## WHAT IS ASKED
Copy out every record below exactly as written, but leave out any pictures.

═══ SUPPLIED ENTRIES ═══

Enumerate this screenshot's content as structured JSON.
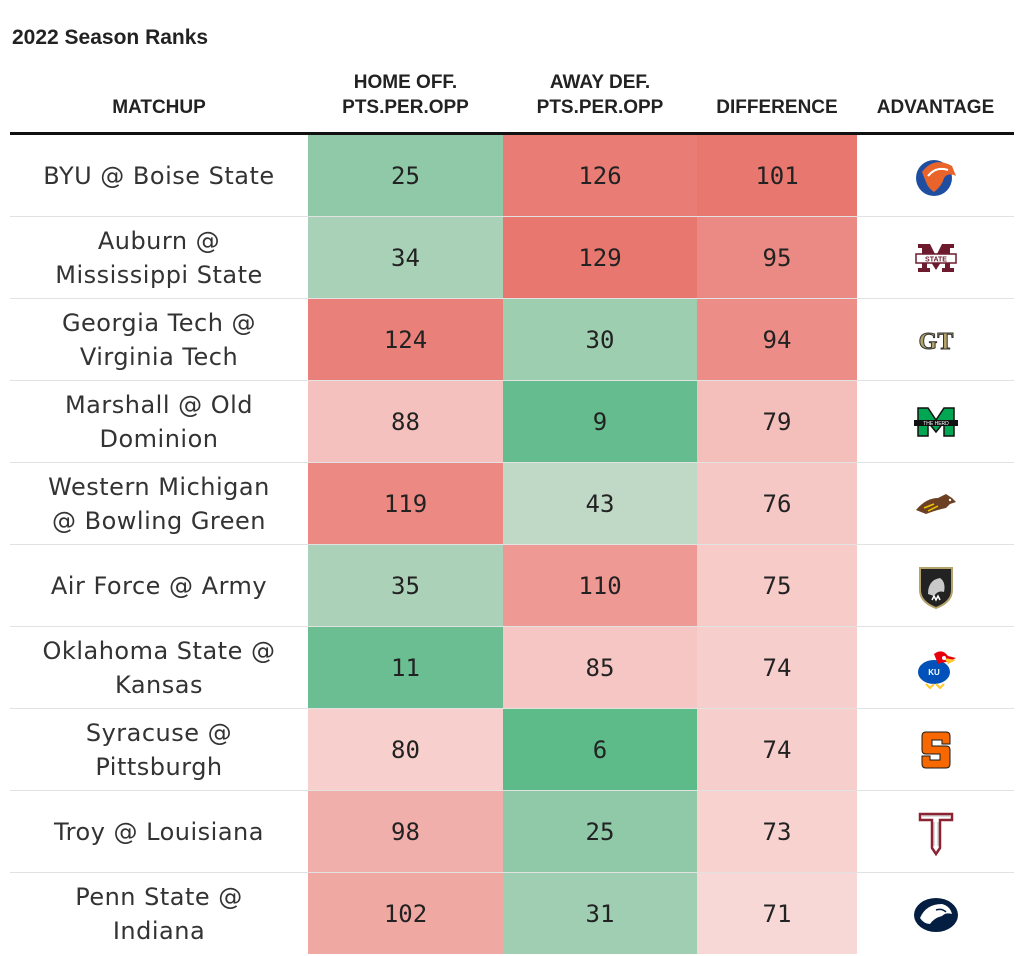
{
  "title": "2022 Season Ranks",
  "columns": {
    "matchup": "MATCHUP",
    "home_off_line1": "HOME OFF.",
    "home_off_line2": "PTS.PER.OPP",
    "away_def_line1": "AWAY DEF.",
    "away_def_line2": "PTS.PER.OPP",
    "difference": "DIFFERENCE",
    "advantage": "ADVANTAGE"
  },
  "rows": [
    {
      "line1": "BYU @ Boise State",
      "line2": "",
      "home_off": "25",
      "away_def": "126",
      "diff": "101",
      "logo": "boise-state-bronco-logo-icon"
    },
    {
      "line1": "Auburn @",
      "line2": "Mississippi State",
      "home_off": "34",
      "away_def": "129",
      "diff": "95",
      "logo": "mississippi-state-logo-icon"
    },
    {
      "line1": "Georgia Tech @",
      "line2": "Virginia Tech",
      "home_off": "124",
      "away_def": "30",
      "diff": "94",
      "logo": "georgia-tech-gt-logo-icon"
    },
    {
      "line1": "Marshall @ Old",
      "line2": "Dominion",
      "home_off": "88",
      "away_def": "9",
      "diff": "79",
      "logo": "marshall-herd-logo-icon"
    },
    {
      "line1": "Western Michigan",
      "line2": "@ Bowling Green",
      "home_off": "119",
      "away_def": "43",
      "diff": "76",
      "logo": "western-michigan-bronco-logo-icon"
    },
    {
      "line1": "Air Force @ Army",
      "line2": "",
      "home_off": "35",
      "away_def": "110",
      "diff": "75",
      "logo": "army-knight-shield-logo-icon"
    },
    {
      "line1": "Oklahoma State @",
      "line2": "Kansas",
      "home_off": "11",
      "away_def": "85",
      "diff": "74",
      "logo": "kansas-jayhawk-logo-icon"
    },
    {
      "line1": "Syracuse @",
      "line2": "Pittsburgh",
      "home_off": "80",
      "away_def": "6",
      "diff": "74",
      "logo": "syracuse-s-logo-icon"
    },
    {
      "line1": "Troy @ Louisiana",
      "line2": "",
      "home_off": "98",
      "away_def": "25",
      "diff": "73",
      "logo": "troy-trojans-logo-icon"
    },
    {
      "line1": "Penn State @",
      "line2": "Indiana",
      "home_off": "102",
      "away_def": "31",
      "diff": "71",
      "logo": "penn-state-nittany-lion-logo-icon"
    }
  ],
  "colors": {
    "green_strong": "#5dba89",
    "red_strong": "#e8776f",
    "light": "#fbeaea"
  },
  "chart_data": {
    "type": "table",
    "title": "2022 Season Ranks",
    "columns": [
      "MATCHUP",
      "HOME OFF. PTS.PER.OPP",
      "AWAY DEF. PTS.PER.OPP",
      "DIFFERENCE",
      "ADVANTAGE"
    ],
    "matchups": [
      "BYU @ Boise State",
      "Auburn @ Mississippi State",
      "Georgia Tech @ Virginia Tech",
      "Marshall @ Old Dominion",
      "Western Michigan @ Bowling Green",
      "Air Force @ Army",
      "Oklahoma State @ Kansas",
      "Syracuse @ Pittsburgh",
      "Troy @ Louisiana",
      "Penn State @ Indiana"
    ],
    "home_off_pts_per_opp": [
      25,
      34,
      124,
      88,
      119,
      35,
      11,
      80,
      98,
      102
    ],
    "away_def_pts_per_opp": [
      126,
      129,
      30,
      9,
      43,
      110,
      85,
      6,
      25,
      31
    ],
    "difference": [
      101,
      95,
      94,
      79,
      76,
      75,
      74,
      74,
      73,
      71
    ]
  }
}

═══

## OUTPUT OF THE EXERCISE
Enumerate this screenshot's content as structured JSON.
{
  "title": "2022 Season Ranks",
  "columns": {
    "matchup": "MATCHUP",
    "home_off_line1": "HOME OFF.",
    "home_off_line2": "PTS.PER.OPP",
    "away_def_line1": "AWAY DEF.",
    "away_def_line2": "PTS.PER.OPP",
    "difference": "DIFFERENCE",
    "advantage": "ADVANTAGE"
  },
  "rows": [
    {
      "line1": "BYU @ Boise State",
      "line2": "",
      "home_off": "25",
      "away_def": "126",
      "diff": "101",
      "logo": "boise-state-bronco-logo-icon"
    },
    {
      "line1": "Auburn @",
      "line2": "Mississippi State",
      "home_off": "34",
      "away_def": "129",
      "diff": "95",
      "logo": "mississippi-state-logo-icon"
    },
    {
      "line1": "Georgia Tech @",
      "line2": "Virginia Tech",
      "home_off": "124",
      "away_def": "30",
      "diff": "94",
      "logo": "georgia-tech-gt-logo-icon"
    },
    {
      "line1": "Marshall @ Old",
      "line2": "Dominion",
      "home_off": "88",
      "away_def": "9",
      "diff": "79",
      "logo": "marshall-herd-logo-icon"
    },
    {
      "line1": "Western Michigan",
      "line2": "@ Bowling Green",
      "home_off": "119",
      "away_def": "43",
      "diff": "76",
      "logo": "western-michigan-bronco-logo-icon"
    },
    {
      "line1": "Air Force @ Army",
      "line2": "",
      "home_off": "35",
      "away_def": "110",
      "diff": "75",
      "logo": "army-knight-shield-logo-icon"
    },
    {
      "line1": "Oklahoma State @",
      "line2": "Kansas",
      "home_off": "11",
      "away_def": "85",
      "diff": "74",
      "logo": "kansas-jayhawk-logo-icon"
    },
    {
      "line1": "Syracuse @",
      "line2": "Pittsburgh",
      "home_off": "80",
      "away_def": "6",
      "diff": "74",
      "logo": "syracuse-s-logo-icon"
    },
    {
      "line1": "Troy @ Louisiana",
      "line2": "",
      "home_off": "98",
      "away_def": "25",
      "diff": "73",
      "logo": "troy-trojans-logo-icon"
    },
    {
      "line1": "Penn State @",
      "line2": "Indiana",
      "home_off": "102",
      "away_def": "31",
      "diff": "71",
      "logo": "penn-state-nittany-lion-logo-icon"
    }
  ],
  "colors": {
    "green_strong": "#5dba89",
    "red_strong": "#e8776f",
    "light": "#fbeaea"
  },
  "chart_data": {
    "type": "table",
    "title": "2022 Season Ranks",
    "columns": [
      "MATCHUP",
      "HOME OFF. PTS.PER.OPP",
      "AWAY DEF. PTS.PER.OPP",
      "DIFFERENCE",
      "ADVANTAGE"
    ],
    "matchups": [
      "BYU @ Boise State",
      "Auburn @ Mississippi State",
      "Georgia Tech @ Virginia Tech",
      "Marshall @ Old Dominion",
      "Western Michigan @ Bowling Green",
      "Air Force @ Army",
      "Oklahoma State @ Kansas",
      "Syracuse @ Pittsburgh",
      "Troy @ Louisiana",
      "Penn State @ Indiana"
    ],
    "home_off_pts_per_opp": [
      25,
      34,
      124,
      88,
      119,
      35,
      11,
      80,
      98,
      102
    ],
    "away_def_pts_per_opp": [
      126,
      129,
      30,
      9,
      43,
      110,
      85,
      6,
      25,
      31
    ],
    "difference": [
      101,
      95,
      94,
      79,
      76,
      75,
      74,
      74,
      73,
      71
    ]
  }
}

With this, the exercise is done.